▶ Exercise prompt
Quote the data below in full, please, without altering anything.

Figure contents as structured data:
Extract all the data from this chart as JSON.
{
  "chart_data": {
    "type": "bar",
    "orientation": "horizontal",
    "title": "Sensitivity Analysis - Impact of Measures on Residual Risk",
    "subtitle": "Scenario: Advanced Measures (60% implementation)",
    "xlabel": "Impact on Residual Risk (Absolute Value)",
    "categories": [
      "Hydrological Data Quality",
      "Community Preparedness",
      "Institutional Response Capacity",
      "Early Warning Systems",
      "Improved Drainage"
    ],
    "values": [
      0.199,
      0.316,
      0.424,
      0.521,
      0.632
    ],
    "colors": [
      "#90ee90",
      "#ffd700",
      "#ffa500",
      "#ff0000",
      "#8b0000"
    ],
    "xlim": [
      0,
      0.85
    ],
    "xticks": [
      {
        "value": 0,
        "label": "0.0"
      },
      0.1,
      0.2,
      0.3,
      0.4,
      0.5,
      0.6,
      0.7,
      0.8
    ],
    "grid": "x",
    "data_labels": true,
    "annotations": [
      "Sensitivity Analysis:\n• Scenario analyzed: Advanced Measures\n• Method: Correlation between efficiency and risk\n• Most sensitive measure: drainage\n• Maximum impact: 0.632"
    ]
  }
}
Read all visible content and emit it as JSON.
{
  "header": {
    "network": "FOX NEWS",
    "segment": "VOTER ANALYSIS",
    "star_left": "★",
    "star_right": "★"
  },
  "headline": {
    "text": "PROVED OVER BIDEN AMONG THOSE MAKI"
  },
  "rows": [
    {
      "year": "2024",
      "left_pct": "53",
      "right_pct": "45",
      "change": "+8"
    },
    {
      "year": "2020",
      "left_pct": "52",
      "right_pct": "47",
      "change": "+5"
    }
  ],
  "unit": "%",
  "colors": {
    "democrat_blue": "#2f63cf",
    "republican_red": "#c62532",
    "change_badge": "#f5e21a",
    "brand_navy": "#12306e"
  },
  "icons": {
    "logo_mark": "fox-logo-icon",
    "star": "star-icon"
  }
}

▶ Result for this task
Extract all the data from this chart as JSON.
{
  "chart_data": {
    "type": "bar",
    "orientation": "horizontal",
    "title": "Sensitivity Analysis - Impact of Measures on Residual Risk",
    "subtitle": "Scenario: Advanced Measures (60% implementation)",
    "xlabel": "Impact on Residual Risk (Absolute Value)",
    "categories": [
      "Hydrological Data Quality",
      "Community Preparedness",
      "Institutional Response Capacity",
      "Early Warning Systems",
      "Improved Drainage"
    ],
    "values": [
      0.199,
      0.316,
      0.424,
      0.521,
      0.632
    ],
    "colors": [
      "#90ee90",
      "#ffd700",
      "#ffa500",
      "#ff0000",
      "#8b0000"
    ],
    "xlim": [
      0,
      0.85
    ],
    "xticks": [
      {
        "value": 0,
        "label": "0.0"
      },
      0.1,
      0.2,
      0.3,
      0.4,
      0.5,
      0.6,
      0.7,
      0.8
    ],
    "grid": "x",
    "data_labels": true,
    "annotations": [
      "Sensitivity Analysis:\n• Scenario analyzed: Advanced Measures\n• Method: Correlation between efficiency and risk\n• Most sensitive measure: drainage\n• Maximum impact: 0.632"
    ]
  }
}
Read all visible content and emit it as JSON.
{
  "header": {
    "network": "FOX NEWS",
    "segment": "VOTER ANALYSIS",
    "star_left": "★",
    "star_right": "★"
  },
  "headline": {
    "text": "PROVED OVER BIDEN AMONG THOSE MAKI"
  },
  "rows": [
    {
      "year": "2024",
      "left_pct": "53",
      "right_pct": "45",
      "change": "+8"
    },
    {
      "year": "2020",
      "left_pct": "52",
      "right_pct": "47",
      "change": "+5"
    }
  ],
  "unit": "%",
  "colors": {
    "democrat_blue": "#2f63cf",
    "republican_red": "#c62532",
    "change_badge": "#f5e21a",
    "brand_navy": "#12306e"
  },
  "icons": {
    "logo_mark": "fox-logo-icon",
    "star": "star-icon"
  }
}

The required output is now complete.